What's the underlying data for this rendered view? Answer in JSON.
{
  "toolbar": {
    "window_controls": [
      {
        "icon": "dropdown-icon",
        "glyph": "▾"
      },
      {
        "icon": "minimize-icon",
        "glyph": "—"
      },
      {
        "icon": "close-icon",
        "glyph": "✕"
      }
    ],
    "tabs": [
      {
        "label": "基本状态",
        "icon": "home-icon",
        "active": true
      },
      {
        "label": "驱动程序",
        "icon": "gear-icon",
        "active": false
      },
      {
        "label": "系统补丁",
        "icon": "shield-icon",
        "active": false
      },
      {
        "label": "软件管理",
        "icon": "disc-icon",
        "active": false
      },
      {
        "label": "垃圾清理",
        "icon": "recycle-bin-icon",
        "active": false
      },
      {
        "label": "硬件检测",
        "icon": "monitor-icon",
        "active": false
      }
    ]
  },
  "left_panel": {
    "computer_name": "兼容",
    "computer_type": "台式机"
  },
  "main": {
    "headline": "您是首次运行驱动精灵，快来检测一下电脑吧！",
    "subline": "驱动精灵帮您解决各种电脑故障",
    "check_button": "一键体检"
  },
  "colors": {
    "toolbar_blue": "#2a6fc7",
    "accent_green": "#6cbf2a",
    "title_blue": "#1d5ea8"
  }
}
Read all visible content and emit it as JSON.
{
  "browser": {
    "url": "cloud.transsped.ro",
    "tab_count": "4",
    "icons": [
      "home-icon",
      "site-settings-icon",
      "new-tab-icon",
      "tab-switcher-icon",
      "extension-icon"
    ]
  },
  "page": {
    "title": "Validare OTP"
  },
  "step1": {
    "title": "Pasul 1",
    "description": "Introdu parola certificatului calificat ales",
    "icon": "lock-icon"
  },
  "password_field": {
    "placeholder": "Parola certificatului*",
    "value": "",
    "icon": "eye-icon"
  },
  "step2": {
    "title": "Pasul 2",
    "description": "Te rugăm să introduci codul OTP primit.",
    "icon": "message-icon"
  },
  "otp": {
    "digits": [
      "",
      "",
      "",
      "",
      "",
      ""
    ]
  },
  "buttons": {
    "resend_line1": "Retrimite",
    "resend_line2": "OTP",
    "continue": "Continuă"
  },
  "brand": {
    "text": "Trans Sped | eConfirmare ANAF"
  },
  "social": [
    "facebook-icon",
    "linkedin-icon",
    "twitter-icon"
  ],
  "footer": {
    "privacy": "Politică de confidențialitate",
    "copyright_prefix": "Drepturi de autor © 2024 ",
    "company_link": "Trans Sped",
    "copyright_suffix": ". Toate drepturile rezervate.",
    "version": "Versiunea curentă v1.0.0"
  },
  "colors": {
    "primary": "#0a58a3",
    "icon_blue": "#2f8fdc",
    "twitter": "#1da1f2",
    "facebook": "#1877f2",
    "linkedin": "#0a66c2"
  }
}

Stated problem:
Copy out all lines that carry the word "JSON".

Complete answer:
What's the underlying data for this rendered view? Answer in JSON.
Read all visible content and emit it as JSON.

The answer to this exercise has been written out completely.